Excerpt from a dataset
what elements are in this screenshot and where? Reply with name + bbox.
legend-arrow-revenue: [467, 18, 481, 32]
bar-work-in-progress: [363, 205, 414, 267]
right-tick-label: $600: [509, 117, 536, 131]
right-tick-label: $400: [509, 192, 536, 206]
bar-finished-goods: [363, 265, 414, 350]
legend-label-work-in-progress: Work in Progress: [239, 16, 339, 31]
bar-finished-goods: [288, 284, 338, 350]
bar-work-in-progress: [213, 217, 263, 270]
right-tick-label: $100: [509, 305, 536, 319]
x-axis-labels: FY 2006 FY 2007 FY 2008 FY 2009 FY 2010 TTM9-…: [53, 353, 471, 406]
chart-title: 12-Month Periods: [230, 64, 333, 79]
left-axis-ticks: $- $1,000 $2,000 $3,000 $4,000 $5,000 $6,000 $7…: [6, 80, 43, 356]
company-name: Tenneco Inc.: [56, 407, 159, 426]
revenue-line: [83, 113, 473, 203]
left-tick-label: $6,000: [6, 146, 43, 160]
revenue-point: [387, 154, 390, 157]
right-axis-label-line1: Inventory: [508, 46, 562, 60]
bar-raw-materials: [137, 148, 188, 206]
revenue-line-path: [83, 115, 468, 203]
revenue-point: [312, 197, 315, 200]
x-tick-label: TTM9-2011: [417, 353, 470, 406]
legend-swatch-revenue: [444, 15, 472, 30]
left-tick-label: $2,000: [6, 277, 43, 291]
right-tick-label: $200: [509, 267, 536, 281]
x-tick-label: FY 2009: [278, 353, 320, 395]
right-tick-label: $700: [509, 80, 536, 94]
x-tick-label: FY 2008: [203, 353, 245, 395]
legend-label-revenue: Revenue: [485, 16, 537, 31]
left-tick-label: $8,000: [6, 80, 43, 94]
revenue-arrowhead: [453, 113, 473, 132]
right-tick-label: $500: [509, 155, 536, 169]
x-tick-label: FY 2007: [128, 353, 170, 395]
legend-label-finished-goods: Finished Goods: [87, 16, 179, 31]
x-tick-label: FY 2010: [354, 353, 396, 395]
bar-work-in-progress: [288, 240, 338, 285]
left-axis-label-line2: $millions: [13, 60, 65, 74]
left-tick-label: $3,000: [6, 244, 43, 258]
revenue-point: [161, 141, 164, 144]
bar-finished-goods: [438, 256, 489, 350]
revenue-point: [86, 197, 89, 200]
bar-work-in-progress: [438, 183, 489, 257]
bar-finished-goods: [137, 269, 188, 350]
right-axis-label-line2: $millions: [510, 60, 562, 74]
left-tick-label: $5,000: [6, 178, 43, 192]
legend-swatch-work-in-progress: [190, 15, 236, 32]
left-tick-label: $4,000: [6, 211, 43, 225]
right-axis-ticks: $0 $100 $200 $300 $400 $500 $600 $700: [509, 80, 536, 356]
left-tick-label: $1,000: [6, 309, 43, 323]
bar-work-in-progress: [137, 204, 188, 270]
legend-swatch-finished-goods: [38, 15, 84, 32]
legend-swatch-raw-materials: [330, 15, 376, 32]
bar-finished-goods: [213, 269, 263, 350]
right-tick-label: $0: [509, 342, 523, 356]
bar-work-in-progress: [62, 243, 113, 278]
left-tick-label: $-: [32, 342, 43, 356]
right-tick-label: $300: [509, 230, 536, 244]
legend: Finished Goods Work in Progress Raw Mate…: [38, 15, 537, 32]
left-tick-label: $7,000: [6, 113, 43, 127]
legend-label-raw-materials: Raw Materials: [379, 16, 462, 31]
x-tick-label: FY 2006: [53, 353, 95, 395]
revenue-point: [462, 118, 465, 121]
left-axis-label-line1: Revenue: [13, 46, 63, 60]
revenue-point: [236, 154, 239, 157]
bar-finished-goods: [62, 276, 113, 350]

AIM: Duplicate every line of the items above with no changes.

WORKED SOLUTION:
what elements are in this screenshot and where? Reply with name + bbox.
legend-arrow-revenue: [467, 18, 481, 32]
bar-work-in-progress: [363, 205, 414, 267]
right-tick-label: $600: [509, 117, 536, 131]
right-tick-label: $400: [509, 192, 536, 206]
bar-finished-goods: [363, 265, 414, 350]
legend-label-work-in-progress: Work in Progress: [239, 16, 339, 31]
bar-finished-goods: [288, 284, 338, 350]
bar-work-in-progress: [213, 217, 263, 270]
right-tick-label: $100: [509, 305, 536, 319]
x-axis-labels: FY 2006 FY 2007 FY 2008 FY 2009 FY 2010 TTM9-…: [53, 353, 471, 406]
chart-title: 12-Month Periods: [230, 64, 333, 79]
left-axis-ticks: $- $1,000 $2,000 $3,000 $4,000 $5,000 $6,000 $7…: [6, 80, 43, 356]
company-name: Tenneco Inc.: [56, 407, 159, 426]
revenue-line: [83, 113, 473, 203]
left-tick-label: $6,000: [6, 146, 43, 160]
revenue-point: [387, 154, 390, 157]
right-axis-label-line1: Inventory: [508, 46, 562, 60]
bar-raw-materials: [137, 148, 188, 206]
revenue-line-path: [83, 115, 468, 203]
revenue-point: [312, 197, 315, 200]
x-tick-label: TTM9-2011: [417, 353, 470, 406]
legend-swatch-revenue: [444, 15, 472, 30]
left-tick-label: $2,000: [6, 277, 43, 291]
right-tick-label: $200: [509, 267, 536, 281]
x-tick-label: FY 2009: [278, 353, 320, 395]
right-tick-label: $700: [509, 80, 536, 94]
x-tick-label: FY 2008: [203, 353, 245, 395]
legend-label-revenue: Revenue: [485, 16, 537, 31]
left-tick-label: $8,000: [6, 80, 43, 94]
revenue-arrowhead: [453, 113, 473, 132]
right-tick-label: $500: [509, 155, 536, 169]
x-tick-label: FY 2007: [128, 353, 170, 395]
legend-label-finished-goods: Finished Goods: [87, 16, 179, 31]
x-tick-label: FY 2010: [354, 353, 396, 395]
bar-work-in-progress: [288, 240, 338, 285]
left-axis-label-line2: $millions: [13, 60, 65, 74]
left-tick-label: $3,000: [6, 244, 43, 258]
revenue-point: [161, 141, 164, 144]
bar-finished-goods: [438, 256, 489, 350]
revenue-point: [86, 197, 89, 200]
bar-work-in-progress: [438, 183, 489, 257]
bar-finished-goods: [137, 269, 188, 350]
right-axis-label-line2: $millions: [510, 60, 562, 74]
left-tick-label: $5,000: [6, 178, 43, 192]
legend-swatch-work-in-progress: [190, 15, 236, 32]
left-tick-label: $4,000: [6, 211, 43, 225]
right-axis-ticks: $0 $100 $200 $300 $400 $500 $600 $700: [509, 80, 536, 356]
left-tick-label: $1,000: [6, 309, 43, 323]
bar-work-in-progress: [137, 204, 188, 270]
legend-swatch-finished-goods: [38, 15, 84, 32]
legend-swatch-raw-materials: [330, 15, 376, 32]
bar-finished-goods: [213, 269, 263, 350]
right-tick-label: $0: [509, 342, 523, 356]
bar-work-in-progress: [62, 243, 113, 278]
left-tick-label: $-: [32, 342, 43, 356]
right-tick-label: $300: [509, 230, 536, 244]
legend: Finished Goods Work in Progress Raw Mate…: [38, 15, 537, 32]
left-tick-label: $7,000: [6, 113, 43, 127]
legend-label-raw-materials: Raw Materials: [379, 16, 462, 31]
x-tick-label: FY 2006: [53, 353, 95, 395]
revenue-point: [462, 118, 465, 121]
left-axis-label-line1: Revenue: [13, 46, 63, 60]
revenue-point: [236, 154, 239, 157]
bar-finished-goods: [62, 276, 113, 350]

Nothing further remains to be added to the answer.